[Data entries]
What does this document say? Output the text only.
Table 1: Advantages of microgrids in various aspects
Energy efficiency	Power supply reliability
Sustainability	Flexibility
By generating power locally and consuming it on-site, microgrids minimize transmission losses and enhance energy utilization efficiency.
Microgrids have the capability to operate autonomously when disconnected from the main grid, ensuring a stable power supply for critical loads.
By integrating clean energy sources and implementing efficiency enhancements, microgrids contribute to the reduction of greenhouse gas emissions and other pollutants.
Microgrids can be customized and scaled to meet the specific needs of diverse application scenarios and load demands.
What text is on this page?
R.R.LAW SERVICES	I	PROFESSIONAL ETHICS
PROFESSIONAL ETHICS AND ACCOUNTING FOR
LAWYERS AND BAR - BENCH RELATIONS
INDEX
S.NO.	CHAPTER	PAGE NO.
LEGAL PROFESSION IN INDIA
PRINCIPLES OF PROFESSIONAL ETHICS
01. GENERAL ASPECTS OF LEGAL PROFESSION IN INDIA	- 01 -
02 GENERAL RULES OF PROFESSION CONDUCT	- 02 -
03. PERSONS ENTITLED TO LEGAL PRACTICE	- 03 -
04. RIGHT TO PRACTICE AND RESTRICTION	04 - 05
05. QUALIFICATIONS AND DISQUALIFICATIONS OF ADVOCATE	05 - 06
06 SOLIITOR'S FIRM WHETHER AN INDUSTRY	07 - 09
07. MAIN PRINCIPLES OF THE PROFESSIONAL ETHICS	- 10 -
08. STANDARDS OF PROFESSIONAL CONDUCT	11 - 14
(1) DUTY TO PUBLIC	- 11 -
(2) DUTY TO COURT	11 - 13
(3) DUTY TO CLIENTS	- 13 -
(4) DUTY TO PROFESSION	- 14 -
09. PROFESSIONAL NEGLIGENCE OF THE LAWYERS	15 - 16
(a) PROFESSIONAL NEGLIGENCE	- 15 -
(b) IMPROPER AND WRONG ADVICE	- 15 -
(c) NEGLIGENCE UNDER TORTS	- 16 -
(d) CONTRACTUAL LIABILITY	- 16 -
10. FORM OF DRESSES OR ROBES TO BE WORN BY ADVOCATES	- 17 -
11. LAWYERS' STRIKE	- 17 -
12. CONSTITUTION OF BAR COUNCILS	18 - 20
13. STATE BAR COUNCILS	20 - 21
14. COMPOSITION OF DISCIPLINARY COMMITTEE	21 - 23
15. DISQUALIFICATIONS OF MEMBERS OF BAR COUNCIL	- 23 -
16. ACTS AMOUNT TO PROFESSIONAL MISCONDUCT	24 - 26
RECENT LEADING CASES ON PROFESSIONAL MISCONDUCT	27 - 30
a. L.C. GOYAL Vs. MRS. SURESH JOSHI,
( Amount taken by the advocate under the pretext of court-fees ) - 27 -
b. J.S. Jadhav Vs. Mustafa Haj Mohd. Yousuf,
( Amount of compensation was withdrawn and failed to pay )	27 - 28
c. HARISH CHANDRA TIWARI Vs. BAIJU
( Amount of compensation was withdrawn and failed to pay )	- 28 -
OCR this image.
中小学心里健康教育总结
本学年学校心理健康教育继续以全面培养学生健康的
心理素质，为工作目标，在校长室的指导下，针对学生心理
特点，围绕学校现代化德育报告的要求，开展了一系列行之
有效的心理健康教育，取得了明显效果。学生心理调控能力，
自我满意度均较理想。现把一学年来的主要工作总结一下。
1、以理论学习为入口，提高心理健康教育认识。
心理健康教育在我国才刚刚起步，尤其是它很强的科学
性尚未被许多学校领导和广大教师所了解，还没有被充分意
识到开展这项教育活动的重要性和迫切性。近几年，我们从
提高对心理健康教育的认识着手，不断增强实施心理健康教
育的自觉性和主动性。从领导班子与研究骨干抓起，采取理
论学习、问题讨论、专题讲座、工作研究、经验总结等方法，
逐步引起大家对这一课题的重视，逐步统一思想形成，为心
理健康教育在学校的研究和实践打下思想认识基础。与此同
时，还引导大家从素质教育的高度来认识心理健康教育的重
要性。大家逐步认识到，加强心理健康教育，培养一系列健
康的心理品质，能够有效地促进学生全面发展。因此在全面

▶ _WHAT YOU NEED TO DO_
The lines to quote run from the one containing "OCR this image." through the final line of the material above; please give them exactly, both ends included, and nothing else.

▶ _RESULT FOR THIS EXERCISE_
OCR this image.
中小学心里健康教育总结
本学年学校心理健康教育继续以全面培养学生健康的
心理素质，为工作目标，在校长室的指导下，针对学生心理
特点，围绕学校现代化德育报告的要求，开展了一系列行之
有效的心理健康教育，取得了明显效果。学生心理调控能力，
自我满意度均较理想。现把一学年来的主要工作总结一下。
1、以理论学习为入口，提高心理健康教育认识。
心理健康教育在我国才刚刚起步，尤其是它很强的科学
性尚未被许多学校领导和广大教师所了解，还没有被充分意
识到开展这项教育活动的重要性和迫切性。近几年，我们从
提高对心理健康教育的认识着手，不断增强实施心理健康教
育的自觉性和主动性。从领导班子与研究骨干抓起，采取理
论学习、问题讨论、专题讲座、工作研究、经验总结等方法，
逐步引起大家对这一课题的重视，逐步统一思想形成，为心
理健康教育在学校的研究和实践打下思想认识基础。与此同
时，还引导大家从素质教育的高度来认识心理健康教育的重
要性。大家逐步认识到，加强心理健康教育，培养一系列健
康的心理品质，能够有效地促进学生全面发展。因此在全面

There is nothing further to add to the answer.